Return the whole listing, keeping every character the same.

Part of a data file
—————
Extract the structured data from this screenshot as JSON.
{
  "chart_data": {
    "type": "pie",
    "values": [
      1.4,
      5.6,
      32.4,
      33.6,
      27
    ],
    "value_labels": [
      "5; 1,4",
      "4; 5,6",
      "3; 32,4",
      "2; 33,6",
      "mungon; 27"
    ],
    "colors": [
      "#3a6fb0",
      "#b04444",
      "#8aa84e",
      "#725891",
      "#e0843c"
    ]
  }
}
—————
## Final result:
Extract the structured data from this screenshot as JSON.
{
  "chart_data": {
    "type": "pie",
    "values": [
      1.4,
      5.6,
      32.4,
      33.6,
      27
    ],
    "value_labels": [
      "5; 1,4",
      "4; 5,6",
      "3; 32,4",
      "2; 33,6",
      "mungon; 27"
    ],
    "colors": [
      "#3a6fb0",
      "#b04444",
      "#8aa84e",
      "#725891",
      "#e0843c"
    ]
  }
}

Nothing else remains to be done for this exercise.